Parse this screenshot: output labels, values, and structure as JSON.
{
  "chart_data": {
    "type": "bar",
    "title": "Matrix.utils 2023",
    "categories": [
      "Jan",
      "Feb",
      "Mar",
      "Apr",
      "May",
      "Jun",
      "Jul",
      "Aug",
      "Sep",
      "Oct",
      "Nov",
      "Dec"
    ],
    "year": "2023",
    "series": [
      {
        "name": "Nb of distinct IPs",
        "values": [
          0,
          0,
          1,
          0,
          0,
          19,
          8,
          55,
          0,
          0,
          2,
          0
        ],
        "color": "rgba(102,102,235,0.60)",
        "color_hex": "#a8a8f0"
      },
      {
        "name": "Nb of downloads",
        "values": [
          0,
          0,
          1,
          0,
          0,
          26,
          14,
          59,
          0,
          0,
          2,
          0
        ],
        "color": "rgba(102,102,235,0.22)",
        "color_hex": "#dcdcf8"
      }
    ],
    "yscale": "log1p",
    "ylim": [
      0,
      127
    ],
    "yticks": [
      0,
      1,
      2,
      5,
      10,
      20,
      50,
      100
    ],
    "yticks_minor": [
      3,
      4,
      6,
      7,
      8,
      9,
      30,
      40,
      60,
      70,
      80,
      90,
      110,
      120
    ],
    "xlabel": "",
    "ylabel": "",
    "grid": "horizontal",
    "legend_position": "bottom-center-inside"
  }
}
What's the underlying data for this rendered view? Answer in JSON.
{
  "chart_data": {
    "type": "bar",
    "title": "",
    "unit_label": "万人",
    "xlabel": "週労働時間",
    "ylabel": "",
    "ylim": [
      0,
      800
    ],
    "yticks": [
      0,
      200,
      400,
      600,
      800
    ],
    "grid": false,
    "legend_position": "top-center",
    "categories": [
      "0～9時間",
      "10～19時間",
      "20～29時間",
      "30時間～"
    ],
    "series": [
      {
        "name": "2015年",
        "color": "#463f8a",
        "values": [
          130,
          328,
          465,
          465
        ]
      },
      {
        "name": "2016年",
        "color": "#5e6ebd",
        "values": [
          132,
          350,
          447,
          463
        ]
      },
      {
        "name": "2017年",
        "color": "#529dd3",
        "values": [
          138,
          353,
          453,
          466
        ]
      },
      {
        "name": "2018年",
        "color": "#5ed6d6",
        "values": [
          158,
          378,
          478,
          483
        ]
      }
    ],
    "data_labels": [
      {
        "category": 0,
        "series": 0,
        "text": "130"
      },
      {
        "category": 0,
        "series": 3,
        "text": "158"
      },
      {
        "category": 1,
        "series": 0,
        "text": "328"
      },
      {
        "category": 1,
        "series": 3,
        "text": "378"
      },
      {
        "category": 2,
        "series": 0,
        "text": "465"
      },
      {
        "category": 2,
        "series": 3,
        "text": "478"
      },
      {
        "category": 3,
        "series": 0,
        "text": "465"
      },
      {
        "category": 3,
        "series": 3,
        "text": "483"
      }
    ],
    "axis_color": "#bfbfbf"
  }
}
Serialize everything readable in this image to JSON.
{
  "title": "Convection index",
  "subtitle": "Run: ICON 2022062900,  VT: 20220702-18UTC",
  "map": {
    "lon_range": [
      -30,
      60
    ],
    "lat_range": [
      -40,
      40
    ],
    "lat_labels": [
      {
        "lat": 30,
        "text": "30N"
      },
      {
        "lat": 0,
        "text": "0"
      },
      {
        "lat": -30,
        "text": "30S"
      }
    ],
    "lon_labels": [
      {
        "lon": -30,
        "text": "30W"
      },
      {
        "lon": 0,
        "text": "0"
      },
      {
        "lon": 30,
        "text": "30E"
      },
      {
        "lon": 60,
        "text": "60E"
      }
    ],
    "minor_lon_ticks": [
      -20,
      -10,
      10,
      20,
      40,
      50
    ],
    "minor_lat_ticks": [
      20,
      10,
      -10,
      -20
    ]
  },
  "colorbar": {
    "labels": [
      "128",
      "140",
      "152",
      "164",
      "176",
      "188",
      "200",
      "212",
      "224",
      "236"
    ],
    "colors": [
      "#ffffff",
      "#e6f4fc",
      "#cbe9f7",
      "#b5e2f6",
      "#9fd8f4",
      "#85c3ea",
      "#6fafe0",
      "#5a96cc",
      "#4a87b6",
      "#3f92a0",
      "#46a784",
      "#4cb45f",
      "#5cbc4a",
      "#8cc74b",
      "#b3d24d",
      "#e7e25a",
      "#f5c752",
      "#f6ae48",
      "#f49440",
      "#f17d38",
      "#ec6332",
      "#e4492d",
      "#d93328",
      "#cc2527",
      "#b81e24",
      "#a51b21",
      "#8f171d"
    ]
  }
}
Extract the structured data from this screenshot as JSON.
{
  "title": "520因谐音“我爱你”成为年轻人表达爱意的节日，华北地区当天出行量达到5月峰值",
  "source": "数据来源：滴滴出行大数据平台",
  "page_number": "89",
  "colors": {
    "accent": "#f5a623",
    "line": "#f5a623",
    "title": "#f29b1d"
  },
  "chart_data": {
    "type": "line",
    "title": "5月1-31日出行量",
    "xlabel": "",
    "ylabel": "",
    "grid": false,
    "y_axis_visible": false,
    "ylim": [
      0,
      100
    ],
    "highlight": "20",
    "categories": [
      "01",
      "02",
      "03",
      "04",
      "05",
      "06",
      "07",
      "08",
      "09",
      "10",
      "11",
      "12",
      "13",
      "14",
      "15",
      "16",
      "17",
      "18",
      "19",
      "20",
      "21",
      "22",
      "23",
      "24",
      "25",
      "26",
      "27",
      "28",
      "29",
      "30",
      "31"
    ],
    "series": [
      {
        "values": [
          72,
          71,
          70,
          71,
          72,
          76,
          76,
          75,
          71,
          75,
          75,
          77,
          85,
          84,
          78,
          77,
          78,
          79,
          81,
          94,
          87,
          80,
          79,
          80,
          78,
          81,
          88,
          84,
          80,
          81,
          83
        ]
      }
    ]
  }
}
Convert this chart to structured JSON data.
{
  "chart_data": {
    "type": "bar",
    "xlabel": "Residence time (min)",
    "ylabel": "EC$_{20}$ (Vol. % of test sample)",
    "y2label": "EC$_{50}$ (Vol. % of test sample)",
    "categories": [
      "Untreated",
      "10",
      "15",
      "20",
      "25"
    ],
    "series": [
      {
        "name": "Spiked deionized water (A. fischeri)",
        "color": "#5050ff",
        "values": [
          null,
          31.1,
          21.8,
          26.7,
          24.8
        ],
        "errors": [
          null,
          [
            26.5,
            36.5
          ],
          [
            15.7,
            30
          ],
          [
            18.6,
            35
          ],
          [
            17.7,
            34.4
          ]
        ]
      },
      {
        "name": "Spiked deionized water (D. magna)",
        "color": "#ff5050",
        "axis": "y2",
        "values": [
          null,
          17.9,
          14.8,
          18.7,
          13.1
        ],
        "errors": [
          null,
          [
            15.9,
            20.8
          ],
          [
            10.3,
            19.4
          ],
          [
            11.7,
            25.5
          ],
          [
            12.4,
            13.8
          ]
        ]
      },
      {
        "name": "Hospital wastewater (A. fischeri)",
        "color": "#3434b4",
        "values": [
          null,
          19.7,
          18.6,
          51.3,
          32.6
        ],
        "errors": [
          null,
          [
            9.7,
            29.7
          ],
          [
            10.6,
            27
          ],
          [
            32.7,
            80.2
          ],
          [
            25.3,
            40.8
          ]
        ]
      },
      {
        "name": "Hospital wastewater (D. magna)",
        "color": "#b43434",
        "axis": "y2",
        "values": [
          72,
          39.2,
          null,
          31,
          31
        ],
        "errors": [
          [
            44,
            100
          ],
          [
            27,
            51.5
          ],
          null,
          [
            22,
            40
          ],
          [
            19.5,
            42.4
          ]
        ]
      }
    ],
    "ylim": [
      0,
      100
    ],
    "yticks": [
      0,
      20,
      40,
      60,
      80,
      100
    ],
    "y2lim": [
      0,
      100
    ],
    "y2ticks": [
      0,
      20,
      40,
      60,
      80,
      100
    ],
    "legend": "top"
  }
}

# WHAT IS BEING ASKED:
Report how many lines of the records above contain the word "structured", giving only the number.

# WRITTEN ANSWER:
2